### THE EXERCISE
Copy the data precisely, keeping every character.

****************************************

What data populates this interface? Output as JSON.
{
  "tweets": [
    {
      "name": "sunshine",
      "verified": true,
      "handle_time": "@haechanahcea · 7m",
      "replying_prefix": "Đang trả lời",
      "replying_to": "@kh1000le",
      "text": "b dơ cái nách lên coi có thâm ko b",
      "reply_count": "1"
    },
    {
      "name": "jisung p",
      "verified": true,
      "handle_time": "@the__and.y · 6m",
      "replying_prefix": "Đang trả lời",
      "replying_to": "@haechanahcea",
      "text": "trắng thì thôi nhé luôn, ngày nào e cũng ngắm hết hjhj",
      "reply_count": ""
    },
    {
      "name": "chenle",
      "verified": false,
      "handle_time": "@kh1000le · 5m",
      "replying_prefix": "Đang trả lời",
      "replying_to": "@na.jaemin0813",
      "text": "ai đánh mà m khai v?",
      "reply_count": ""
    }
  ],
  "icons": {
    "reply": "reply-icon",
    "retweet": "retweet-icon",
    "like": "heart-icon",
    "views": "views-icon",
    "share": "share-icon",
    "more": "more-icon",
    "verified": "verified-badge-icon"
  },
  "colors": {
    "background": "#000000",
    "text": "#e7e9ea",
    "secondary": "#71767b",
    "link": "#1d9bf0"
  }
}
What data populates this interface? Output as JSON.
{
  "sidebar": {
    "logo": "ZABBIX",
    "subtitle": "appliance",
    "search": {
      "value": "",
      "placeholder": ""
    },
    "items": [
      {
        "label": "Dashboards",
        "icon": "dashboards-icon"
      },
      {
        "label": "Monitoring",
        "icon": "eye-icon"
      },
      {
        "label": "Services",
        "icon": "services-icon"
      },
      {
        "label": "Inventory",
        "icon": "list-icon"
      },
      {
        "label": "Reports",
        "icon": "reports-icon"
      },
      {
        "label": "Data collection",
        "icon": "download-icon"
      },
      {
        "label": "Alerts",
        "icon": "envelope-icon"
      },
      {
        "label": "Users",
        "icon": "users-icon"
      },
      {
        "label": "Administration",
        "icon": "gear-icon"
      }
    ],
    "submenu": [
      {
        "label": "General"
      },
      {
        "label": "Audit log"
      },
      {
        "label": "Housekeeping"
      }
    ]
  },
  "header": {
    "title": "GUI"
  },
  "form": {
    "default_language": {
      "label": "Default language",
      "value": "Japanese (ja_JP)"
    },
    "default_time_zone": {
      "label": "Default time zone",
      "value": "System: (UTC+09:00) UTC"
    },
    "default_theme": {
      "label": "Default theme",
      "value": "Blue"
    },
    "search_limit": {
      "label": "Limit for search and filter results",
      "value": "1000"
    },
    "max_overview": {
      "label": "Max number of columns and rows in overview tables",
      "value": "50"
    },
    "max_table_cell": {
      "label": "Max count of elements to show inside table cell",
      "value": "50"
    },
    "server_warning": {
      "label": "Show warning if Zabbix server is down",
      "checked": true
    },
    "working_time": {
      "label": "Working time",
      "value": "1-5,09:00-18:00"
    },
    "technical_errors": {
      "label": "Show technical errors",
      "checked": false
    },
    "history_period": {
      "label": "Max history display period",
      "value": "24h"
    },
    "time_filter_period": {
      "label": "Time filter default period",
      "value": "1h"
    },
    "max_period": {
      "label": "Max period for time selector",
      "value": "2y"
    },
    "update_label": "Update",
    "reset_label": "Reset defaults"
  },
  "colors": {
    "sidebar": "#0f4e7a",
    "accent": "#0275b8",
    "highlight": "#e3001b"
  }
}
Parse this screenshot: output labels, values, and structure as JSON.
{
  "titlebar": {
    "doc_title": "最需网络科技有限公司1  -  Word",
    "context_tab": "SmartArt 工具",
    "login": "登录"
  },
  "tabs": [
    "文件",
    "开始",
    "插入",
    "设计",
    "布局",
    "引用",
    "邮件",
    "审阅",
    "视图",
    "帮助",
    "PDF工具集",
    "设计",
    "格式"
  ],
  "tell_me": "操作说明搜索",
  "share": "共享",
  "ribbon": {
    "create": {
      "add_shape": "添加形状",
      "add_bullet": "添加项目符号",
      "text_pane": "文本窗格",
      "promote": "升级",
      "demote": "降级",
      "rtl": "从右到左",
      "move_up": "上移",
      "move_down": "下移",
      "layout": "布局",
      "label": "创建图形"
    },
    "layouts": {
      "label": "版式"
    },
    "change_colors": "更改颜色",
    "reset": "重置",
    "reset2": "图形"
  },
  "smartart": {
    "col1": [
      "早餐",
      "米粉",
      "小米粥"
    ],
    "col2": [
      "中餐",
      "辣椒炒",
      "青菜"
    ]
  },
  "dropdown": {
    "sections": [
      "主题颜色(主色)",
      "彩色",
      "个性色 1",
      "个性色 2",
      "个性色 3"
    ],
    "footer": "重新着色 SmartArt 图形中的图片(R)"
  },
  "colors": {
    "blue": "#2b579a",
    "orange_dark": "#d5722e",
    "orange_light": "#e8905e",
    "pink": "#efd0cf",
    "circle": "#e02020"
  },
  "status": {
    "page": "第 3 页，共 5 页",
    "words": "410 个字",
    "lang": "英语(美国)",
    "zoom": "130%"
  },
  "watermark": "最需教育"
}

****************************************

### OUTPUT BELOW
What data populates this interface? Output as JSON.
{
  "tweets": [
    {
      "name": "sunshine",
      "verified": true,
      "handle_time": "@haechanahcea · 7m",
      "replying_prefix": "Đang trả lời",
      "replying_to": "@kh1000le",
      "text": "b dơ cái nách lên coi có thâm ko b",
      "reply_count": "1"
    },
    {
      "name": "jisung p",
      "verified": true,
      "handle_time": "@the__and.y · 6m",
      "replying_prefix": "Đang trả lời",
      "replying_to": "@haechanahcea",
      "text": "trắng thì thôi nhé luôn, ngày nào e cũng ngắm hết hjhj",
      "reply_count": ""
    },
    {
      "name": "chenle",
      "verified": false,
      "handle_time": "@kh1000le · 5m",
      "replying_prefix": "Đang trả lời",
      "replying_to": "@na.jaemin0813",
      "text": "ai đánh mà m khai v?",
      "reply_count": ""
    }
  ],
  "icons": {
    "reply": "reply-icon",
    "retweet": "retweet-icon",
    "like": "heart-icon",
    "views": "views-icon",
    "share": "share-icon",
    "more": "more-icon",
    "verified": "verified-badge-icon"
  },
  "colors": {
    "background": "#000000",
    "text": "#e7e9ea",
    "secondary": "#71767b",
    "link": "#1d9bf0"
  }
}
What data populates this interface? Output as JSON.
{
  "sidebar": {
    "logo": "ZABBIX",
    "subtitle": "appliance",
    "search": {
      "value": "",
      "placeholder": ""
    },
    "items": [
      {
        "label": "Dashboards",
        "icon": "dashboards-icon"
      },
      {
        "label": "Monitoring",
        "icon": "eye-icon"
      },
      {
        "label": "Services",
        "icon": "services-icon"
      },
      {
        "label": "Inventory",
        "icon": "list-icon"
      },
      {
        "label": "Reports",
        "icon": "reports-icon"
      },
      {
        "label": "Data collection",
        "icon": "download-icon"
      },
      {
        "label": "Alerts",
        "icon": "envelope-icon"
      },
      {
        "label": "Users",
        "icon": "users-icon"
      },
      {
        "label": "Administration",
        "icon": "gear-icon"
      }
    ],
    "submenu": [
      {
        "label": "General"
      },
      {
        "label": "Audit log"
      },
      {
        "label": "Housekeeping"
      }
    ]
  },
  "header": {
    "title": "GUI"
  },
  "form": {
    "default_language": {
      "label": "Default language",
      "value": "Japanese (ja_JP)"
    },
    "default_time_zone": {
      "label": "Default time zone",
      "value": "System: (UTC+09:00) UTC"
    },
    "default_theme": {
      "label": "Default theme",
      "value": "Blue"
    },
    "search_limit": {
      "label": "Limit for search and filter results",
      "value": "1000"
    },
    "max_overview": {
      "label": "Max number of columns and rows in overview tables",
      "value": "50"
    },
    "max_table_cell": {
      "label": "Max count of elements to show inside table cell",
      "value": "50"
    },
    "server_warning": {
      "label": "Show warning if Zabbix server is down",
      "checked": true
    },
    "working_time": {
      "label": "Working time",
      "value": "1-5,09:00-18:00"
    },
    "technical_errors": {
      "label": "Show technical errors",
      "checked": false
    },
    "history_period": {
      "label": "Max history display period",
      "value": "24h"
    },
    "time_filter_period": {
      "label": "Time filter default period",
      "value": "1h"
    },
    "max_period": {
      "label": "Max period for time selector",
      "value": "2y"
    },
    "update_label": "Update",
    "reset_label": "Reset defaults"
  },
  "colors": {
    "sidebar": "#0f4e7a",
    "accent": "#0275b8",
    "highlight": "#e3001b"
  }
}
Parse this screenshot: output labels, values, and structure as JSON.
{
  "titlebar": {
    "doc_title": "最需网络科技有限公司1  -  Word",
    "context_tab": "SmartArt 工具",
    "login": "登录"
  },
  "tabs": [
    "文件",
    "开始",
    "插入",
    "设计",
    "布局",
    "引用",
    "邮件",
    "审阅",
    "视图",
    "帮助",
    "PDF工具集",
    "设计",
    "格式"
  ],
  "tell_me": "操作说明搜索",
  "share": "共享",
  "ribbon": {
    "create": {
      "add_shape": "添加形状",
      "add_bullet": "添加项目符号",
      "text_pane": "文本窗格",
      "promote": "升级",
      "demote": "降级",
      "rtl": "从右到左",
      "move_up": "上移",
      "move_down": "下移",
      "layout": "布局",
      "label": "创建图形"
    },
    "layouts": {
      "label": "版式"
    },
    "change_colors": "更改颜色",
    "reset": "重置",
    "reset2": "图形"
  },
  "smartart": {
    "col1": [
      "早餐",
      "米粉",
      "小米粥"
    ],
    "col2": [
      "中餐",
      "辣椒炒",
      "青菜"
    ]
  },
  "dropdown": {
    "sections": [
      "主题颜色(主色)",
      "彩色",
      "个性色 1",
      "个性色 2",
      "个性色 3"
    ],
    "footer": "重新着色 SmartArt 图形中的图片(R)"
  },
  "colors": {
    "blue": "#2b579a",
    "orange_dark": "#d5722e",
    "orange_light": "#e8905e",
    "pink": "#efd0cf",
    "circle": "#e02020"
  },
  "status": {
    "page": "第 3 页，共 5 页",
    "words": "410 个字",
    "lang": "英语(美国)",
    "zoom": "130%"
  },
  "watermark": "最需教育"
}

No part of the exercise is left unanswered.